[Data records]
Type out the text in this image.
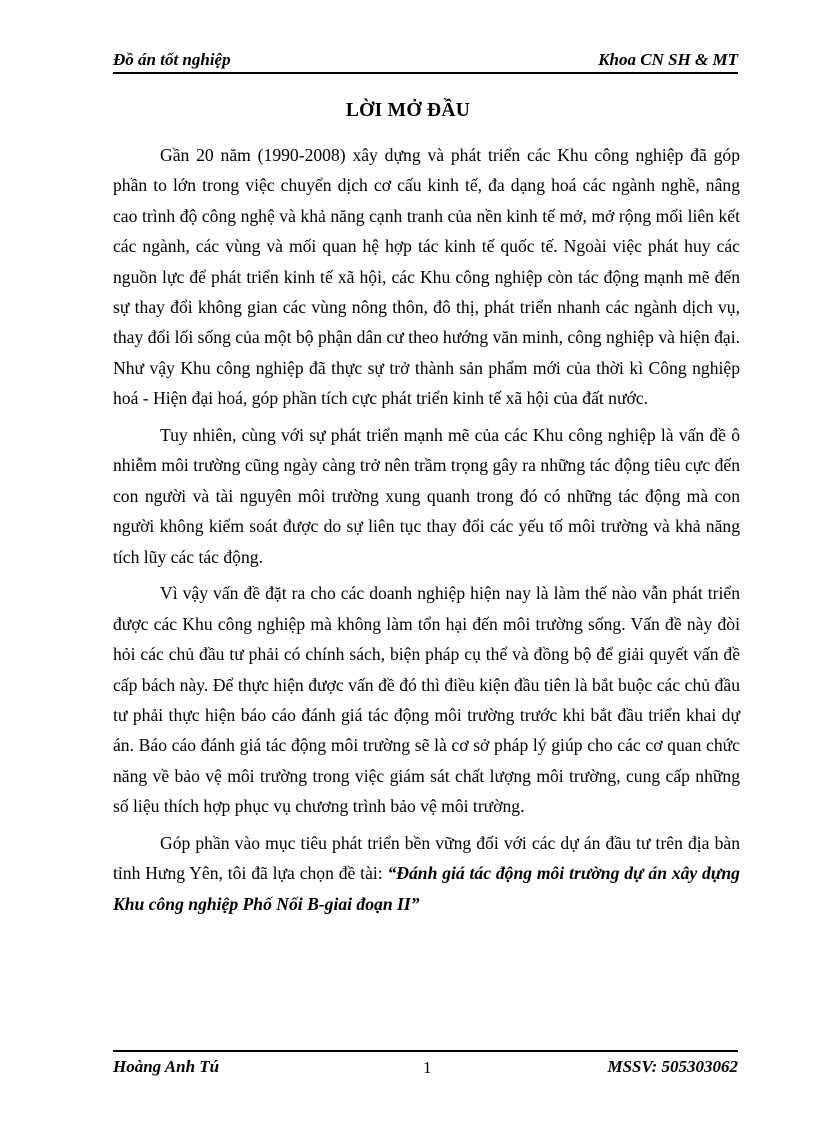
Đồ án tốt nghiệp	Khoa CN SH & MT
LỜI MỞ ĐẦU

Gần 20 năm (1990-2008) xây dựng và phát triển các Khu công nghiệp đã góp phần to lớn trong việc chuyển dịch cơ cấu kinh tế, đa dạng hoá các ngành nghề, nâng cao trình độ công nghệ và khả năng cạnh tranh của nền kinh tế mở, mở rộng mối liên kết các ngành, các vùng và mối quan hệ hợp tác kinh tế quốc tế. Ngoài việc phát huy các nguồn lực để phát triển kinh tế xã hội, các Khu công nghiệp còn tác động mạnh mẽ đến sự thay đổi không gian các vùng nông thôn, đô thị, phát triển nhanh các ngành dịch vụ, thay đổi lối sống của một bộ phận dân cư theo hướng văn minh, công nghiệp và hiện đại. Như vậy Khu công nghiệp đã thực sự trở thành sản phẩm mới của thời kì Công nghiệp hoá - Hiện đại hoá, góp phần tích cực phát triển kinh tế xã hội của đất nước.

Tuy nhiên, cùng với sự phát triển mạnh mẽ của các Khu công nghiệp là vấn đề ô nhiễm môi trường cũng ngày càng trở nên trầm trọng gây ra những tác động tiêu cực đến con người và tài nguyên môi trường xung quanh trong đó có những tác động mà con người không kiểm soát được do sự liên tục thay đổi các yếu tố môi trường và khả năng tích lũy các tác động.

Vì vậy vấn đề đặt ra cho các doanh nghiệp hiện nay là làm thế nào vẫn phát triển được các Khu công nghiệp mà không làm tổn hại đến môi trường sống. Vấn đề này đòi hỏi các chủ đầu tư phải có chính sách, biện pháp cụ thể và đồng bộ để giải quyết vấn đề cấp bách này. Để thực hiện được vấn đề đó thì điều kiện đầu tiên là bắt buộc các chủ đầu tư phải thực hiện báo cáo đánh giá tác động môi trường trước khi bắt đầu triển khai dự án. Báo cáo đánh giá tác động môi trường sẽ là cơ sở pháp lý giúp cho các cơ quan chức năng về bảo vệ môi trường trong việc giám sát chất lượng môi trường, cung cấp những số liệu thích hợp phục vụ chương trình bảo vệ môi trường.

Góp phần vào mục tiêu phát triển bền vững đối với các dự án đầu tư trên địa bàn tỉnh Hưng Yên, tôi đã lựa chọn đề tài: “Đánh giá tác động môi trường dự án xây dựng Khu công nghiệp Phố Nối B-giai đoạn II”

Hoàng Anh Tú	1	MSSV: 505303062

▶ [Task objective] Transcribe all of the entries word for word, but skip any pictures they contain.

▶ [Exercise response]
Type out the text in this image.
Đồ án tốt nghiệp	Khoa CN SH & MT
LỜI MỞ ĐẦU

Gần 20 năm (1990-2008) xây dựng và phát triển các Khu công nghiệp đã góp phần to lớn trong việc chuyển dịch cơ cấu kinh tế, đa dạng hoá các ngành nghề, nâng cao trình độ công nghệ và khả năng cạnh tranh của nền kinh tế mở, mở rộng mối liên kết các ngành, các vùng và mối quan hệ hợp tác kinh tế quốc tế. Ngoài việc phát huy các nguồn lực để phát triển kinh tế xã hội, các Khu công nghiệp còn tác động mạnh mẽ đến sự thay đổi không gian các vùng nông thôn, đô thị, phát triển nhanh các ngành dịch vụ, thay đổi lối sống của một bộ phận dân cư theo hướng văn minh, công nghiệp và hiện đại. Như vậy Khu công nghiệp đã thực sự trở thành sản phẩm mới của thời kì Công nghiệp hoá - Hiện đại hoá, góp phần tích cực phát triển kinh tế xã hội của đất nước.

Tuy nhiên, cùng với sự phát triển mạnh mẽ của các Khu công nghiệp là vấn đề ô nhiễm môi trường cũng ngày càng trở nên trầm trọng gây ra những tác động tiêu cực đến con người và tài nguyên môi trường xung quanh trong đó có những tác động mà con người không kiểm soát được do sự liên tục thay đổi các yếu tố môi trường và khả năng tích lũy các tác động.

Vì vậy vấn đề đặt ra cho các doanh nghiệp hiện nay là làm thế nào vẫn phát triển được các Khu công nghiệp mà không làm tổn hại đến môi trường sống. Vấn đề này đòi hỏi các chủ đầu tư phải có chính sách, biện pháp cụ thể và đồng bộ để giải quyết vấn đề cấp bách này. Để thực hiện được vấn đề đó thì điều kiện đầu tiên là bắt buộc các chủ đầu tư phải thực hiện báo cáo đánh giá tác động môi trường trước khi bắt đầu triển khai dự án. Báo cáo đánh giá tác động môi trường sẽ là cơ sở pháp lý giúp cho các cơ quan chức năng về bảo vệ môi trường trong việc giám sát chất lượng môi trường, cung cấp những số liệu thích hợp phục vụ chương trình bảo vệ môi trường.

Góp phần vào mục tiêu phát triển bền vững đối với các dự án đầu tư trên địa bàn tỉnh Hưng Yên, tôi đã lựa chọn đề tài: “Đánh giá tác động môi trường dự án xây dựng Khu công nghiệp Phố Nối B-giai đoạn II”

Hoàng Anh Tú	1	MSSV: 505303062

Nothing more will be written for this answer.